WHAT IS EXPECTED: Repeat the entries below exactly as they appear, with no pictures.

Data listing

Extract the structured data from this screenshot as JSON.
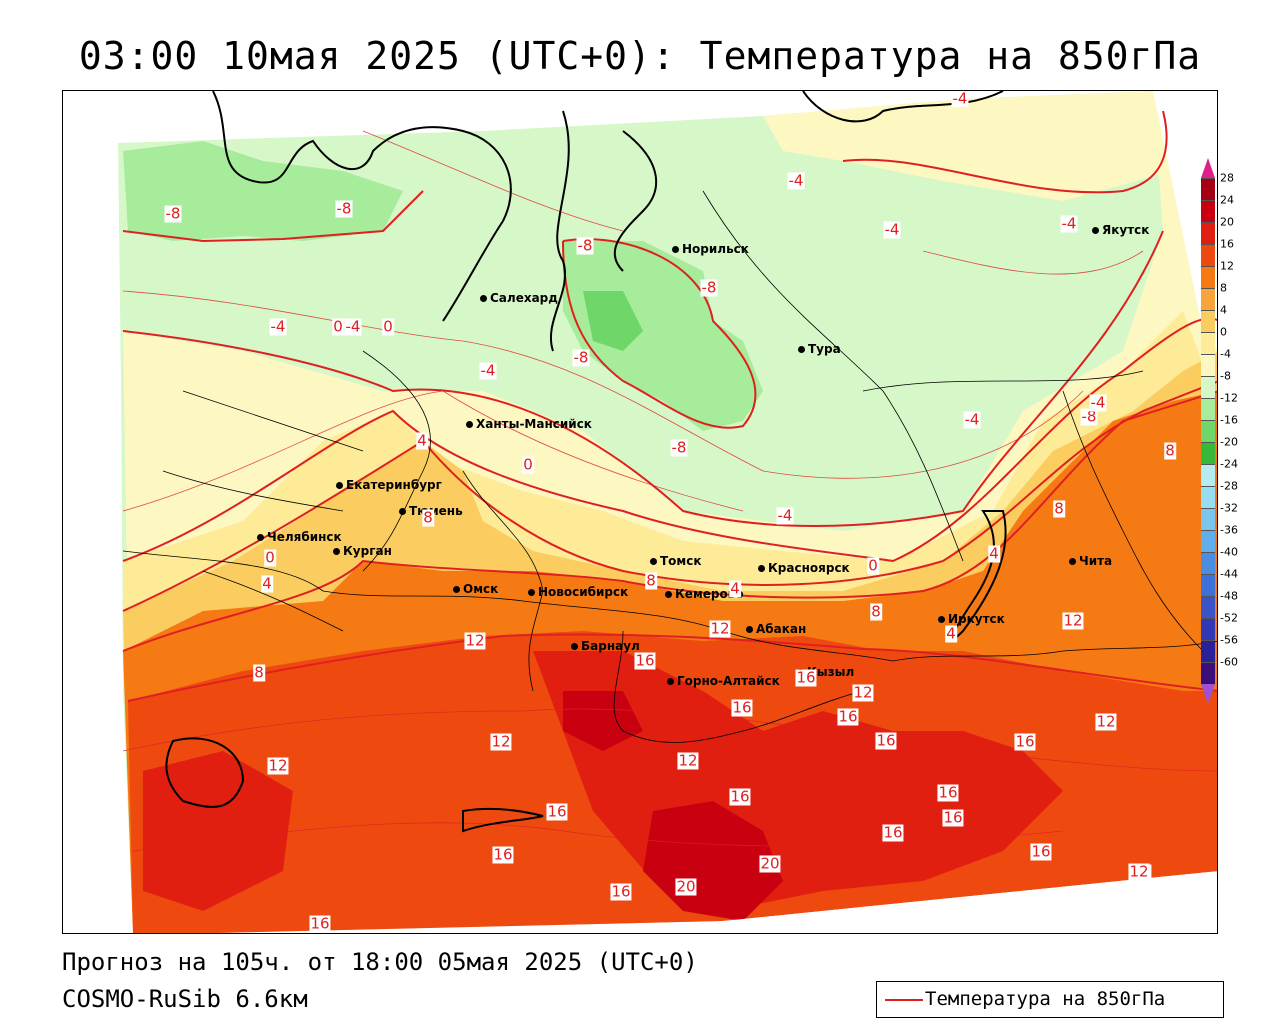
{
  "title": "03:00 10мая 2025 (UTC+0): Температура на 850гПа",
  "footer": {
    "forecast": "Прогноз на 105ч. от 18:00 05мая 2025 (UTC+0)",
    "model": "COSMO-RuSib 6.6км"
  },
  "legend": {
    "label": "Температура на 850гПа",
    "line_color": "#e02020"
  },
  "colorbar": {
    "ticks": [
      "28",
      "24",
      "20",
      "16",
      "12",
      "8",
      "4",
      "0",
      "-4",
      "-8",
      "-12",
      "-16",
      "-20",
      "-24",
      "-28",
      "-32",
      "-36",
      "-40",
      "-44",
      "-48",
      "-52",
      "-56",
      "-60"
    ],
    "colors": [
      "#a50015",
      "#c80010",
      "#e01f10",
      "#ee4a10",
      "#f67a14",
      "#f9a43a",
      "#fbcd60",
      "#fdeb98",
      "#fdf7c2",
      "#d6f7c8",
      "#a6ec9a",
      "#6fd66a",
      "#38b83a",
      "#b4ecf0",
      "#98dcf0",
      "#7cc6ee",
      "#60aeea",
      "#4a8ee2",
      "#3e70d8",
      "#3a54c8",
      "#3238b4",
      "#2a2098",
      "#3a0d78"
    ],
    "top_arrow_color": "#e0208a",
    "bottom_arrow_color": "#a050d0"
  },
  "cities": [
    {
      "name": "Якутск"
    },
    {
      "name": "Норильск"
    },
    {
      "name": "Салехард"
    },
    {
      "name": "Тура"
    },
    {
      "name": "Ханты-Мансийск"
    },
    {
      "name": "Екатеринбург"
    },
    {
      "name": "Тюмень"
    },
    {
      "name": "Челябинск"
    },
    {
      "name": "Курган"
    },
    {
      "name": "Томск"
    },
    {
      "name": "Красноярск"
    },
    {
      "name": "Омск"
    },
    {
      "name": "Новосибирск"
    },
    {
      "name": "Кемерово"
    },
    {
      "name": "Абакан"
    },
    {
      "name": "Иркутск"
    },
    {
      "name": "Барнаул"
    },
    {
      "name": "Горно-Алтайск"
    },
    {
      "name": "Кызыл"
    },
    {
      "name": "Чита"
    }
  ],
  "contour_labels": [
    "-4",
    "-4",
    "-4",
    "-4",
    "-8",
    "-8",
    "-8",
    "-8",
    "-8",
    "-8",
    "-4",
    "-4",
    "0",
    "-4",
    "4",
    "0",
    "-4",
    "-8",
    "-4",
    "0",
    "0",
    "4",
    "8",
    "4",
    "0",
    "-4",
    "4",
    "4",
    "8",
    "8",
    "8",
    "12",
    "12",
    "8",
    "8",
    "12",
    "12",
    "16",
    "16",
    "12",
    "12",
    "16",
    "12",
    "12",
    "12",
    "16",
    "16",
    "16",
    "16",
    "16",
    "16",
    "16",
    "16",
    "16",
    "16",
    "20",
    "20",
    "16",
    "16",
    "12"
  ]
}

RESULT OF THIS TASK:
Extract the structured data from this screenshot as JSON.
{
  "title": "03:00 10мая 2025 (UTC+0): Температура на 850гПа",
  "footer": {
    "forecast": "Прогноз на 105ч. от 18:00 05мая 2025 (UTC+0)",
    "model": "COSMO-RuSib 6.6км"
  },
  "legend": {
    "label": "Температура на 850гПа",
    "line_color": "#e02020"
  },
  "colorbar": {
    "ticks": [
      "28",
      "24",
      "20",
      "16",
      "12",
      "8",
      "4",
      "0",
      "-4",
      "-8",
      "-12",
      "-16",
      "-20",
      "-24",
      "-28",
      "-32",
      "-36",
      "-40",
      "-44",
      "-48",
      "-52",
      "-56",
      "-60"
    ],
    "colors": [
      "#a50015",
      "#c80010",
      "#e01f10",
      "#ee4a10",
      "#f67a14",
      "#f9a43a",
      "#fbcd60",
      "#fdeb98",
      "#fdf7c2",
      "#d6f7c8",
      "#a6ec9a",
      "#6fd66a",
      "#38b83a",
      "#b4ecf0",
      "#98dcf0",
      "#7cc6ee",
      "#60aeea",
      "#4a8ee2",
      "#3e70d8",
      "#3a54c8",
      "#3238b4",
      "#2a2098",
      "#3a0d78"
    ],
    "top_arrow_color": "#e0208a",
    "bottom_arrow_color": "#a050d0"
  },
  "cities": [
    {
      "name": "Якутск"
    },
    {
      "name": "Норильск"
    },
    {
      "name": "Салехард"
    },
    {
      "name": "Тура"
    },
    {
      "name": "Ханты-Мансийск"
    },
    {
      "name": "Екатеринбург"
    },
    {
      "name": "Тюмень"
    },
    {
      "name": "Челябинск"
    },
    {
      "name": "Курган"
    },
    {
      "name": "Томск"
    },
    {
      "name": "Красноярск"
    },
    {
      "name": "Омск"
    },
    {
      "name": "Новосибирск"
    },
    {
      "name": "Кемерово"
    },
    {
      "name": "Абакан"
    },
    {
      "name": "Иркутск"
    },
    {
      "name": "Барнаул"
    },
    {
      "name": "Горно-Алтайск"
    },
    {
      "name": "Кызыл"
    },
    {
      "name": "Чита"
    }
  ],
  "contour_labels": [
    "-4",
    "-4",
    "-4",
    "-4",
    "-8",
    "-8",
    "-8",
    "-8",
    "-8",
    "-8",
    "-4",
    "-4",
    "0",
    "-4",
    "4",
    "0",
    "-4",
    "-8",
    "-4",
    "0",
    "0",
    "4",
    "8",
    "4",
    "0",
    "-4",
    "4",
    "4",
    "8",
    "8",
    "8",
    "12",
    "12",
    "8",
    "8",
    "12",
    "12",
    "16",
    "16",
    "12",
    "12",
    "16",
    "12",
    "12",
    "12",
    "16",
    "16",
    "16",
    "16",
    "16",
    "16",
    "16",
    "16",
    "16",
    "16",
    "20",
    "20",
    "16",
    "16",
    "12"
  ]
}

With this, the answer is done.